Task to complete
Return every line of the data below that includes the string "style".

Input for this task
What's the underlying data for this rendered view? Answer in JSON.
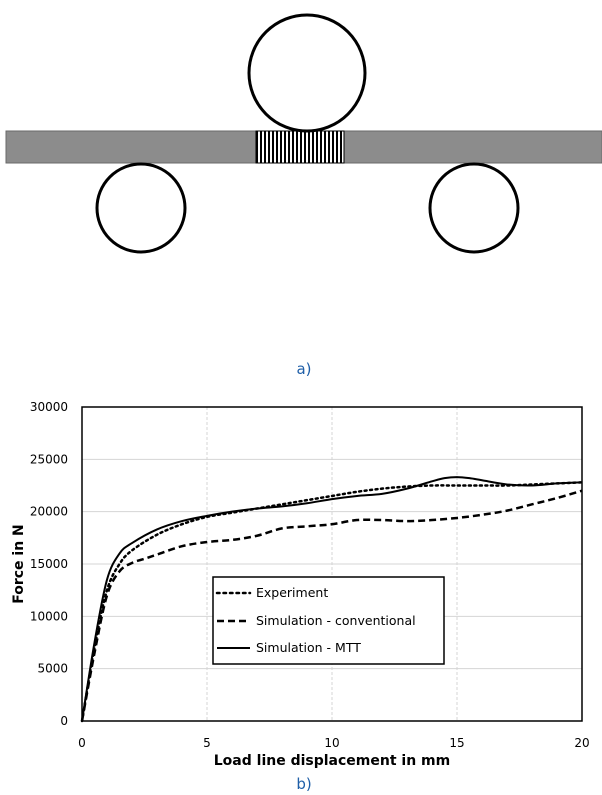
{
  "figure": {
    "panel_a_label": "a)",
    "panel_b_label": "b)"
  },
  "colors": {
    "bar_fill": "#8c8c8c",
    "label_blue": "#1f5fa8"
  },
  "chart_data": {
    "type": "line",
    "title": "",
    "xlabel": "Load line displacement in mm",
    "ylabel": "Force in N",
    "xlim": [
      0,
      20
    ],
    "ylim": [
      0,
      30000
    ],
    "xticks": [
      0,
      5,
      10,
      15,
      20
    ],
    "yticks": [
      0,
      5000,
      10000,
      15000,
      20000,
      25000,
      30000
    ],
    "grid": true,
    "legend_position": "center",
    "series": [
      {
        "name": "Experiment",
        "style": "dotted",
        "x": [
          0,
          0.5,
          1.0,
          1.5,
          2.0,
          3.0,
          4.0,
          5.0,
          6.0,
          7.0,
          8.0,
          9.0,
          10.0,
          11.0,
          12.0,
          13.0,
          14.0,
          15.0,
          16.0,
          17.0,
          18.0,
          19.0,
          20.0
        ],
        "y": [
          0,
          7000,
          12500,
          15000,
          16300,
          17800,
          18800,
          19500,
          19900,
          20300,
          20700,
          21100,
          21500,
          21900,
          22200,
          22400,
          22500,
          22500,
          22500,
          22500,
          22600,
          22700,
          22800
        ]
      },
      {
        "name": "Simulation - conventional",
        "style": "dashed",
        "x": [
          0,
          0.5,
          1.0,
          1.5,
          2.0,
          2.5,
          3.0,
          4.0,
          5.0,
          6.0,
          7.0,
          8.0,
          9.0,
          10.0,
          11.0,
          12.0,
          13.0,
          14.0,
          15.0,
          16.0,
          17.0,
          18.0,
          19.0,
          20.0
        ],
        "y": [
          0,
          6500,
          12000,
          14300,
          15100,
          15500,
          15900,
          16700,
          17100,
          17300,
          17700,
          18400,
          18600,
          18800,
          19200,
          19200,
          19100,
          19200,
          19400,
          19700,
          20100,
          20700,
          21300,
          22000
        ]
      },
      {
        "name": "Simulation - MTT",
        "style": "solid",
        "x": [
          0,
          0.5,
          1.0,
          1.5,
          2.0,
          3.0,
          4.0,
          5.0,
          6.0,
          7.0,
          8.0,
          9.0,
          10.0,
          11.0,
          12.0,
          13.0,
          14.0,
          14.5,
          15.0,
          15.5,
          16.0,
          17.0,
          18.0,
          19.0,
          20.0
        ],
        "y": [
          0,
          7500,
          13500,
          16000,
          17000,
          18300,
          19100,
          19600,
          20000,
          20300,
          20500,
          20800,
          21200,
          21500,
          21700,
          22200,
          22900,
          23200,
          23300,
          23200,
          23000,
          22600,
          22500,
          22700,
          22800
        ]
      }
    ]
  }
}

Final answer
        "style": "dotted",
        "style": "dashed",
        "style": "solid",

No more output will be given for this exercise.